Exercise instructions: Reproduce the listing exactly, with no pictures in your copy.

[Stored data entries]
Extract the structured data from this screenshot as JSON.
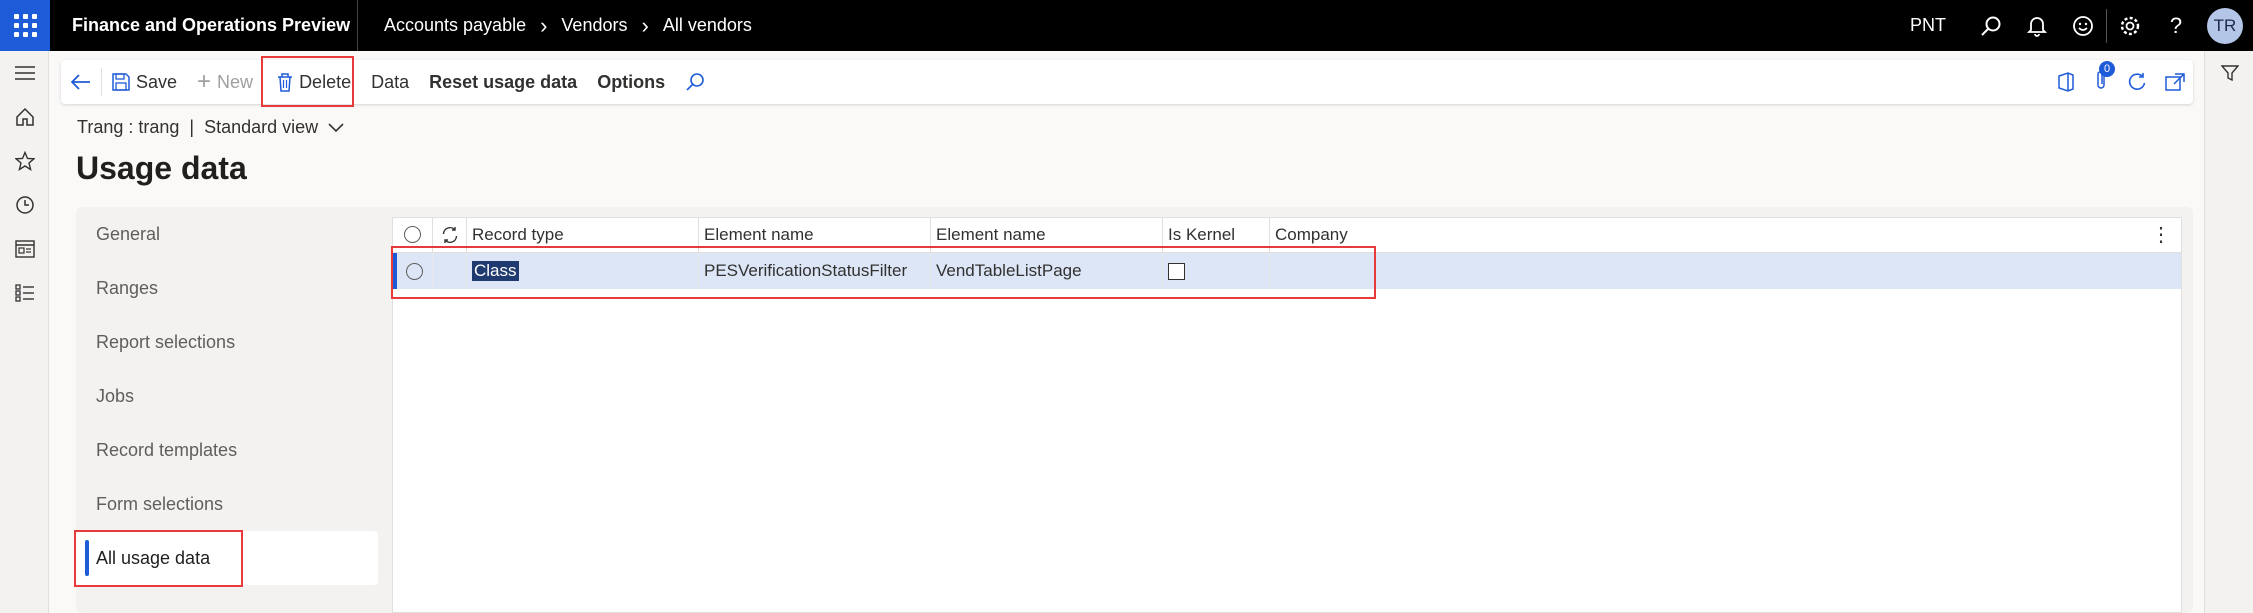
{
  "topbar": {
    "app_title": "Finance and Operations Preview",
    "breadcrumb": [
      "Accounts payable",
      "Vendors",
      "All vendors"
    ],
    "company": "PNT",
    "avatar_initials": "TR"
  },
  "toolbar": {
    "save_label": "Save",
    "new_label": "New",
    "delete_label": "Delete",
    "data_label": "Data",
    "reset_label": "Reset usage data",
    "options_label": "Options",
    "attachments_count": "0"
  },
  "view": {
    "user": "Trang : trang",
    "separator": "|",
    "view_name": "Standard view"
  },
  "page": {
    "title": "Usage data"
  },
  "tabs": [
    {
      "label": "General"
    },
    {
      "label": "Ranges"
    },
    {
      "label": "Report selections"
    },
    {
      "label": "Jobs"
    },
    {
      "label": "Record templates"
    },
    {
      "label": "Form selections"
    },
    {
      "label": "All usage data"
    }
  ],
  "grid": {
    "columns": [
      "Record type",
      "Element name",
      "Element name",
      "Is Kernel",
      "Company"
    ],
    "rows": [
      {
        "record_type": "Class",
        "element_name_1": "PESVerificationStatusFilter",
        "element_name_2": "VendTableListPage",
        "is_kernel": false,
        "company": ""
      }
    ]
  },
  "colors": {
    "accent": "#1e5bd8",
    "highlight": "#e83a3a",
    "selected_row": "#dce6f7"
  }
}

Exercise output:
Extract the structured data from this screenshot as JSON.
{
  "topbar": {
    "app_title": "Finance and Operations Preview",
    "breadcrumb": [
      "Accounts payable",
      "Vendors",
      "All vendors"
    ],
    "company": "PNT",
    "avatar_initials": "TR"
  },
  "toolbar": {
    "save_label": "Save",
    "new_label": "New",
    "delete_label": "Delete",
    "data_label": "Data",
    "reset_label": "Reset usage data",
    "options_label": "Options",
    "attachments_count": "0"
  },
  "view": {
    "user": "Trang : trang",
    "separator": "|",
    "view_name": "Standard view"
  },
  "page": {
    "title": "Usage data"
  },
  "tabs": [
    {
      "label": "General"
    },
    {
      "label": "Ranges"
    },
    {
      "label": "Report selections"
    },
    {
      "label": "Jobs"
    },
    {
      "label": "Record templates"
    },
    {
      "label": "Form selections"
    },
    {
      "label": "All usage data"
    }
  ],
  "grid": {
    "columns": [
      "Record type",
      "Element name",
      "Element name",
      "Is Kernel",
      "Company"
    ],
    "rows": [
      {
        "record_type": "Class",
        "element_name_1": "PESVerificationStatusFilter",
        "element_name_2": "VendTableListPage",
        "is_kernel": false,
        "company": ""
      }
    ]
  },
  "colors": {
    "accent": "#1e5bd8",
    "highlight": "#e83a3a",
    "selected_row": "#dce6f7"
  }
}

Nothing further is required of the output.